Task statement: Extract the full set of records that follows, word for word.

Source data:
- - - -

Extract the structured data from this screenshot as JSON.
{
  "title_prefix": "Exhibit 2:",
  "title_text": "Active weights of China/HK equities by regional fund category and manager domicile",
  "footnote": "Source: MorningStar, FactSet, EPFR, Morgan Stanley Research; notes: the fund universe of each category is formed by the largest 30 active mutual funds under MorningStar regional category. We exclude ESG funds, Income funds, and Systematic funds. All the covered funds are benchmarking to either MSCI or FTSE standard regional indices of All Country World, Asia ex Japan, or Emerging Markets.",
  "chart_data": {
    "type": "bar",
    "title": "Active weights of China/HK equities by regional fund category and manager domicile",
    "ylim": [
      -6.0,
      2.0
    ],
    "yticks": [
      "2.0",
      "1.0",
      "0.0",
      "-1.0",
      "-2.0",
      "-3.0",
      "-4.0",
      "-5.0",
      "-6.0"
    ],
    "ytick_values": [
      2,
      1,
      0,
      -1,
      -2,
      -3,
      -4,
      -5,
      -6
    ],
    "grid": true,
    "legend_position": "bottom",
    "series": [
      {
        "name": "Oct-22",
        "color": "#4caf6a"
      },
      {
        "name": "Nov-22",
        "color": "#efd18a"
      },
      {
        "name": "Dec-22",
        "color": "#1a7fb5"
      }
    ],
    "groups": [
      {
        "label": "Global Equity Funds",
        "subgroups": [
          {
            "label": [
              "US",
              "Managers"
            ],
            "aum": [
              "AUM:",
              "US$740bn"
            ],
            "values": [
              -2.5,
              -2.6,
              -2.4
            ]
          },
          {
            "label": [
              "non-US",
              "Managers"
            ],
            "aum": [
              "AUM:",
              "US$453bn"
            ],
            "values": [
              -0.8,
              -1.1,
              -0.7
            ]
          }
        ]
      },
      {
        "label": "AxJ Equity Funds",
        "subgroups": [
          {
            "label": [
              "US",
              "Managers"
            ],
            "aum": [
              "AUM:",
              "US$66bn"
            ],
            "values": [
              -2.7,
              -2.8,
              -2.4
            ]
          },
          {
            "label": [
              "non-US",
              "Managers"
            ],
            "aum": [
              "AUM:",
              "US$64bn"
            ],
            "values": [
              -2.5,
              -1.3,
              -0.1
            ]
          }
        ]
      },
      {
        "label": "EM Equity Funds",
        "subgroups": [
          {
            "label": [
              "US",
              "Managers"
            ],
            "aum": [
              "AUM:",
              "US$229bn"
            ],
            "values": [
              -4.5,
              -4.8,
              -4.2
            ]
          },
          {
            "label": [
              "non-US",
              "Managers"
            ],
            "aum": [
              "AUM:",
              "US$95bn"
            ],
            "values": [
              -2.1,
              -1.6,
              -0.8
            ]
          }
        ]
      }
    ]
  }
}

- - - -

Full output:
Extract the structured data from this screenshot as JSON.
{
  "title_prefix": "Exhibit 2:",
  "title_text": "Active weights of China/HK equities by regional fund category and manager domicile",
  "footnote": "Source: MorningStar, FactSet, EPFR, Morgan Stanley Research; notes: the fund universe of each category is formed by the largest 30 active mutual funds under MorningStar regional category. We exclude ESG funds, Income funds, and Systematic funds. All the covered funds are benchmarking to either MSCI or FTSE standard regional indices of All Country World, Asia ex Japan, or Emerging Markets.",
  "chart_data": {
    "type": "bar",
    "title": "Active weights of China/HK equities by regional fund category and manager domicile",
    "ylim": [
      -6.0,
      2.0
    ],
    "yticks": [
      "2.0",
      "1.0",
      "0.0",
      "-1.0",
      "-2.0",
      "-3.0",
      "-4.0",
      "-5.0",
      "-6.0"
    ],
    "ytick_values": [
      2,
      1,
      0,
      -1,
      -2,
      -3,
      -4,
      -5,
      -6
    ],
    "grid": true,
    "legend_position": "bottom",
    "series": [
      {
        "name": "Oct-22",
        "color": "#4caf6a"
      },
      {
        "name": "Nov-22",
        "color": "#efd18a"
      },
      {
        "name": "Dec-22",
        "color": "#1a7fb5"
      }
    ],
    "groups": [
      {
        "label": "Global Equity Funds",
        "subgroups": [
          {
            "label": [
              "US",
              "Managers"
            ],
            "aum": [
              "AUM:",
              "US$740bn"
            ],
            "values": [
              -2.5,
              -2.6,
              -2.4
            ]
          },
          {
            "label": [
              "non-US",
              "Managers"
            ],
            "aum": [
              "AUM:",
              "US$453bn"
            ],
            "values": [
              -0.8,
              -1.1,
              -0.7
            ]
          }
        ]
      },
      {
        "label": "AxJ Equity Funds",
        "subgroups": [
          {
            "label": [
              "US",
              "Managers"
            ],
            "aum": [
              "AUM:",
              "US$66bn"
            ],
            "values": [
              -2.7,
              -2.8,
              -2.4
            ]
          },
          {
            "label": [
              "non-US",
              "Managers"
            ],
            "aum": [
              "AUM:",
              "US$64bn"
            ],
            "values": [
              -2.5,
              -1.3,
              -0.1
            ]
          }
        ]
      },
      {
        "label": "EM Equity Funds",
        "subgroups": [
          {
            "label": [
              "US",
              "Managers"
            ],
            "aum": [
              "AUM:",
              "US$229bn"
            ],
            "values": [
              -4.5,
              -4.8,
              -4.2
            ]
          },
          {
            "label": [
              "non-US",
              "Managers"
            ],
            "aum": [
              "AUM:",
              "US$95bn"
            ],
            "values": [
              -2.1,
              -1.6,
              -0.8
            ]
          }
        ]
      }
    ]
  }
}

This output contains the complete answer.